**Job:**
Output the material beneath this task exactly, images excluded.

**The records:**
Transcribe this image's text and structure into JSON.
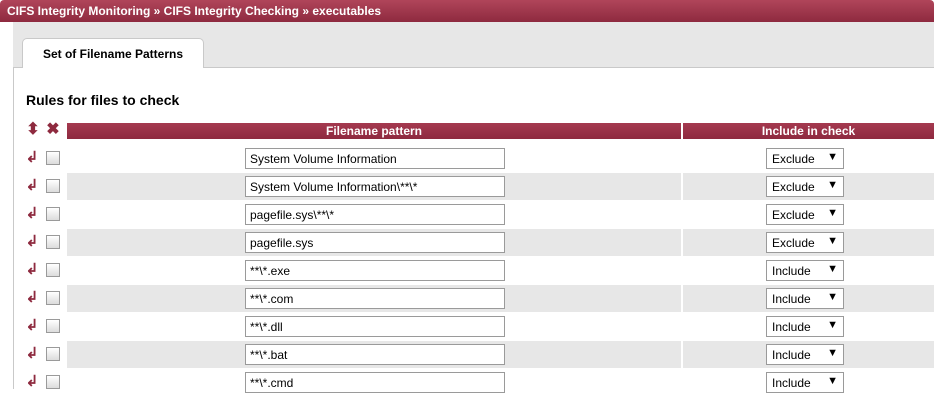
{
  "breadcrumb": "CIFS Integrity Monitoring » CIFS Integrity Checking » executables",
  "tab": {
    "label": "Set of Filename Patterns"
  },
  "section_title": "Rules for files to check",
  "header": {
    "move_icon": "move-arrow-icon",
    "delete_icon": "delete-x-icon",
    "pattern_label": "Filename pattern",
    "include_label": "Include in check"
  },
  "colors": {
    "accent": "#8e2a3f",
    "row_alt": "#e7e7e7"
  },
  "rows": [
    {
      "pattern": "System Volume Information",
      "include": "Exclude"
    },
    {
      "pattern": "System Volume Information\\**\\*",
      "include": "Exclude"
    },
    {
      "pattern": "pagefile.sys\\**\\*",
      "include": "Exclude"
    },
    {
      "pattern": "pagefile.sys",
      "include": "Exclude"
    },
    {
      "pattern": "**\\*.exe",
      "include": "Include"
    },
    {
      "pattern": "**\\*.com",
      "include": "Include"
    },
    {
      "pattern": "**\\*.dll",
      "include": "Include"
    },
    {
      "pattern": "**\\*.bat",
      "include": "Include"
    },
    {
      "pattern": "**\\*.cmd",
      "include": "Include"
    }
  ]
}
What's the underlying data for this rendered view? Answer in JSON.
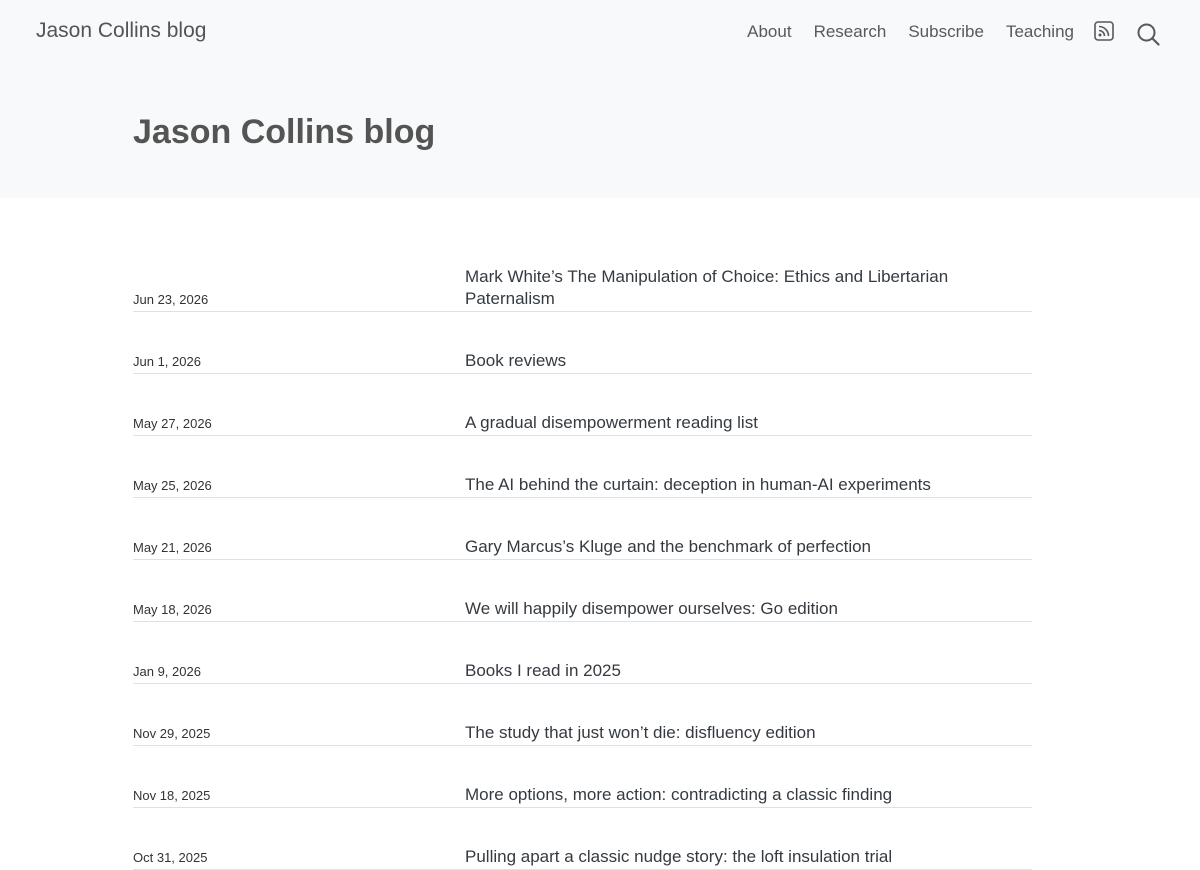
{
  "header": {
    "brand": "Jason Collins blog",
    "nav": [
      {
        "label": "About"
      },
      {
        "label": "Research"
      },
      {
        "label": "Subscribe"
      },
      {
        "label": "Teaching"
      }
    ],
    "icons": [
      "rss-icon",
      "search-icon"
    ]
  },
  "page": {
    "title": "Jason Collins blog"
  },
  "posts": [
    {
      "date": "Jun 23, 2026",
      "title": "Mark White’s The Manipulation of Choice: Ethics and Libertarian Paternalism"
    },
    {
      "date": "Jun 1, 2026",
      "title": "Book reviews"
    },
    {
      "date": "May 27, 2026",
      "title": "A gradual disempowerment reading list"
    },
    {
      "date": "May 25, 2026",
      "title": "The AI behind the curtain: deception in human-AI experiments"
    },
    {
      "date": "May 21, 2026",
      "title": "Gary Marcus’s Kluge and the benchmark of perfection"
    },
    {
      "date": "May 18, 2026",
      "title": "We will happily disempower ourselves: Go edition"
    },
    {
      "date": "Jan 9, 2026",
      "title": "Books I read in 2025"
    },
    {
      "date": "Nov 29, 2025",
      "title": "The study that just won’t die: disfluency edition"
    },
    {
      "date": "Nov 18, 2025",
      "title": "More options, more action: contradicting a classic finding"
    },
    {
      "date": "Oct 31, 2025",
      "title": "Pulling apart a classic nudge story: the loft insulation trial"
    }
  ],
  "colors": {
    "banner_bg": "#f8f9fa",
    "text_muted": "#545454",
    "divider": "#dee2e6"
  }
}
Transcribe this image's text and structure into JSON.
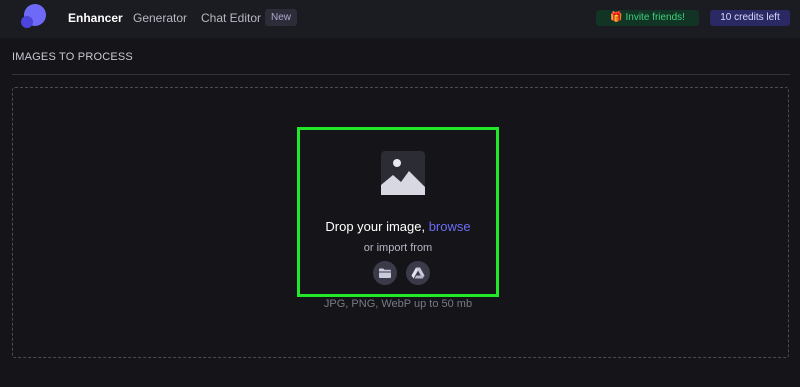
{
  "navbar": {
    "logo_icon": "app-logo-icon",
    "links": [
      {
        "label": "Enhancer",
        "active": true
      },
      {
        "label": "Generator",
        "active": false
      },
      {
        "label": "Chat Editor",
        "active": false
      }
    ],
    "new_badge": "New",
    "invite_label": "Invite friends!",
    "invite_icon": "gift-icon",
    "credits_label": "10 credits left"
  },
  "section": {
    "title": "IMAGES TO PROCESS"
  },
  "dropzone": {
    "icon": "image-icon",
    "drop_text": "Drop your image, ",
    "browse_label": "browse",
    "import_text": "or import from",
    "import_sources": [
      {
        "icon": "folder-icon"
      },
      {
        "icon": "google-drive-icon"
      }
    ],
    "formats_text": "JPG, PNG, WebP up to 50 mb"
  },
  "colors": {
    "background": "#141419",
    "navbar": "#1b1b22",
    "accent": "#6c6cf6",
    "highlight_border": "#22e82a",
    "invite_green": "#3ed17c",
    "credits_bg": "#2a2963"
  }
}
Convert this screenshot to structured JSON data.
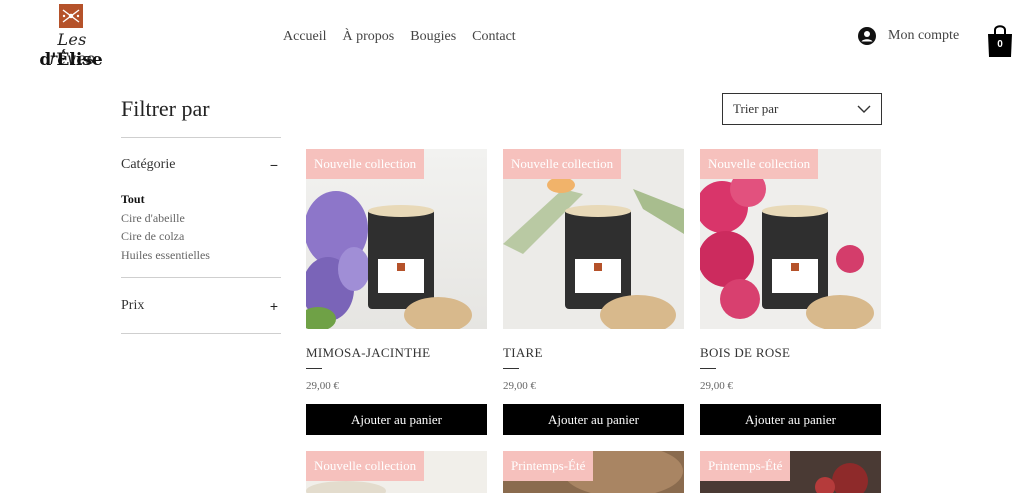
{
  "brand": {
    "logo_line1": "Les rêves",
    "logo_line2": "d'Élise"
  },
  "nav": {
    "items": [
      "Accueil",
      "À propos",
      "Bougies",
      "Contact"
    ]
  },
  "account": {
    "label": "Mon compte"
  },
  "cart": {
    "count": "0"
  },
  "filters": {
    "title": "Filtrer par",
    "category": {
      "label": "Catégorie",
      "toggle": "−",
      "items": [
        "Tout",
        "Cire d'abeille",
        "Cire de colza",
        "Huiles essentielles"
      ],
      "active": "Tout"
    },
    "price": {
      "label": "Prix",
      "toggle": "+"
    }
  },
  "sort": {
    "label": "Trier par"
  },
  "products": [
    {
      "badge": "Nouvelle collection",
      "name": "MIMOSA-JACINTHE",
      "price": "29,00 €",
      "button": "Ajouter au panier"
    },
    {
      "badge": "Nouvelle collection",
      "name": "TIARE",
      "price": "29,00 €",
      "button": "Ajouter au panier"
    },
    {
      "badge": "Nouvelle collection",
      "name": "BOIS DE ROSE",
      "price": "29,00 €",
      "button": "Ajouter au panier"
    },
    {
      "badge": "Nouvelle collection"
    },
    {
      "badge": "Printemps-Été"
    },
    {
      "badge": "Printemps-Été"
    }
  ],
  "colors": {
    "badge": "#f6c1bd",
    "button": "#000000",
    "logo_emblem": "#b5522a"
  }
}
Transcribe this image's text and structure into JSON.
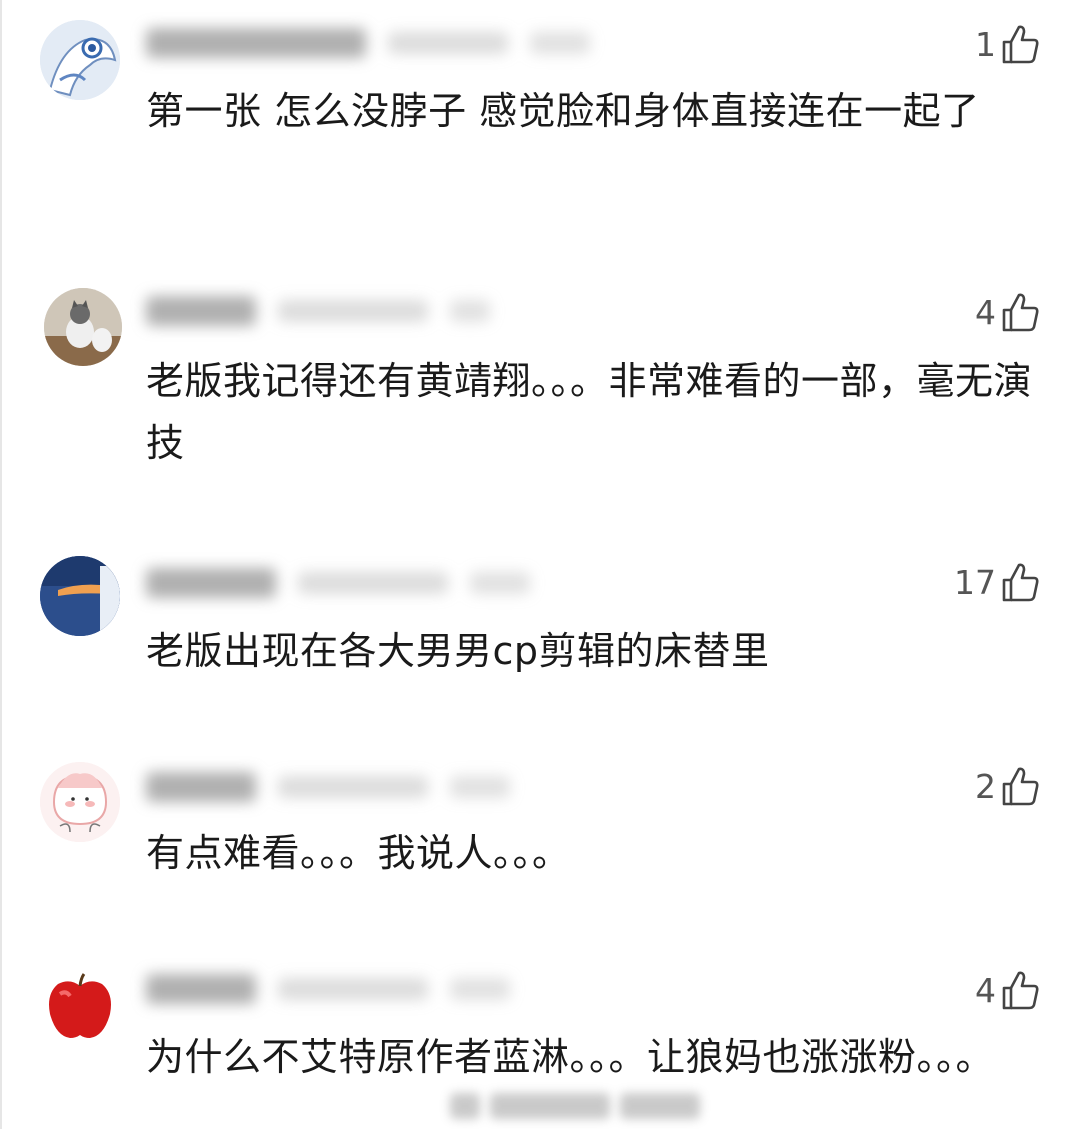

**Task response:**
Transcribe this image's text and structure into JSON.
{
  "breadcrumb": "CIFS Integrity Monitoring » CIFS Integrity Checking » executables",
  "tab": {
    "label": "Set of Filename Patterns"
  },
  "section_title": "Rules for files to check",
  "header": {
    "move_icon": "move-arrow-icon",
    "delete_icon": "delete-x-icon",
    "pattern_label": "Filename pattern",
    "include_label": "Include in check"
  },
  "colors": {
    "accent": "#8e2a3f",
    "row_alt": "#e7e7e7"
  },
  "rows": [
    {
      "pattern": "System Volume Information",
      "include": "Exclude"
    },
    {
      "pattern": "System Volume Information\\**\\*",
      "include": "Exclude"
    },
    {
      "pattern": "pagefile.sys\\**\\*",
      "include": "Exclude"
    },
    {
      "pattern": "pagefile.sys",
      "include": "Exclude"
    },
    {
      "pattern": "**\\*.exe",
      "include": "Include"
    },
    {
      "pattern": "**\\*.com",
      "include": "Include"
    },
    {
      "pattern": "**\\*.dll",
      "include": "Include"
    },
    {
      "pattern": "**\\*.bat",
      "include": "Include"
    },
    {
      "pattern": "**\\*.cmd",
      "include": "Include"
    }
  ]
}
What's the underlying data for this rendered view? Answer in JSON.
{
  "header": {
    "brand": "Jason Collins blog",
    "nav": [
      {
        "label": "About"
      },
      {
        "label": "Research"
      },
      {
        "label": "Subscribe"
      },
      {
        "label": "Teaching"
      }
    ],
    "icons": [
      "rss-icon",
      "search-icon"
    ]
  },
  "page": {
    "title": "Jason Collins blog"
  },
  "posts": [
    {
      "date": "Jun 23, 2026",
      "title": "Mark White’s The Manipulation of Choice: Ethics and Libertarian Paternalism"
    },
    {
      "date": "Jun 1, 2026",
      "title": "Book reviews"
    },
    {
      "date": "May 27, 2026",
      "title": "A gradual disempowerment reading list"
    },
    {
      "date": "May 25, 2026",
      "title": "The AI behind the curtain: deception in human-AI experiments"
    },
    {
      "date": "May 21, 2026",
      "title": "Gary Marcus’s Kluge and the benchmark of perfection"
    },
    {
      "date": "May 18, 2026",
      "title": "We will happily disempower ourselves: Go edition"
    },
    {
      "date": "Jan 9, 2026",
      "title": "Books I read in 2025"
    },
    {
      "date": "Nov 29, 2025",
      "title": "The study that just won’t die: disfluency edition"
    },
    {
      "date": "Nov 18, 2025",
      "title": "More options, more action: contradicting a classic finding"
    },
    {
      "date": "Oct 31, 2025",
      "title": "Pulling apart a classic nudge story: the loft insulation trial"
    }
  ],
  "colors": {
    "banner_bg": "#f8f9fa",
    "text_muted": "#545454",
    "divider": "#dee2e6"
  }
}
Transcribe this image's text and structure into JSON.
{
  "navbar": {
    "logo_icon": "app-logo-icon",
    "links": [
      {
        "label": "Enhancer",
        "active": true
      },
      {
        "label": "Generator",
        "active": false
      },
      {
        "label": "Chat Editor",
        "active": false
      }
    ],
    "new_badge": "New",
    "invite_label": "Invite friends!",
    "invite_icon": "gift-icon",
    "credits_label": "10 credits left"
  },
  "section": {
    "title": "IMAGES TO PROCESS"
  },
  "dropzone": {
    "icon": "image-icon",
    "drop_text": "Drop your image, ",
    "browse_label": "browse",
    "import_text": "or import from",
    "import_sources": [
      {
        "icon": "folder-icon"
      },
      {
        "icon": "google-drive-icon"
      }
    ],
    "formats_text": "JPG, PNG, WebP up to 50 mb"
  },
  "colors": {
    "background": "#141419",
    "navbar": "#1b1b22",
    "accent": "#6c6cf6",
    "highlight_border": "#22e82a",
    "invite_green": "#3ed17c",
    "credits_bg": "#2a2963"
  }
}
Convert this screenshot to structured JSON data.
{
  "brand": {
    "logo_line1": "Les rêves",
    "logo_line2": "d'Élise"
  },
  "nav": {
    "items": [
      "Accueil",
      "À propos",
      "Bougies",
      "Contact"
    ]
  },
  "account": {
    "label": "Mon compte"
  },
  "cart": {
    "count": "0"
  },
  "filters": {
    "title": "Filtrer par",
    "category": {
      "label": "Catégorie",
      "toggle": "−",
      "items": [
        "Tout",
        "Cire d'abeille",
        "Cire de colza",
        "Huiles essentielles"
      ],
      "active": "Tout"
    },
    "price": {
      "label": "Prix",
      "toggle": "+"
    }
  },
  "sort": {
    "label": "Trier par"
  },
  "products": [
    {
      "badge": "Nouvelle collection",
      "name": "MIMOSA-JACINTHE",
      "price": "29,00 €",
      "button": "Ajouter au panier"
    },
    {
      "badge": "Nouvelle collection",
      "name": "TIARE",
      "price": "29,00 €",
      "button": "Ajouter au panier"
    },
    {
      "badge": "Nouvelle collection",
      "name": "BOIS DE ROSE",
      "price": "29,00 €",
      "button": "Ajouter au panier"
    },
    {
      "badge": "Nouvelle collection"
    },
    {
      "badge": "Printemps-Été"
    },
    {
      "badge": "Printemps-Été"
    }
  ],
  "colors": {
    "badge": "#f6c1bd",
    "button": "#000000",
    "logo_emblem": "#b5522a"
  }
}
Transcribe this image's text and structure into JSON.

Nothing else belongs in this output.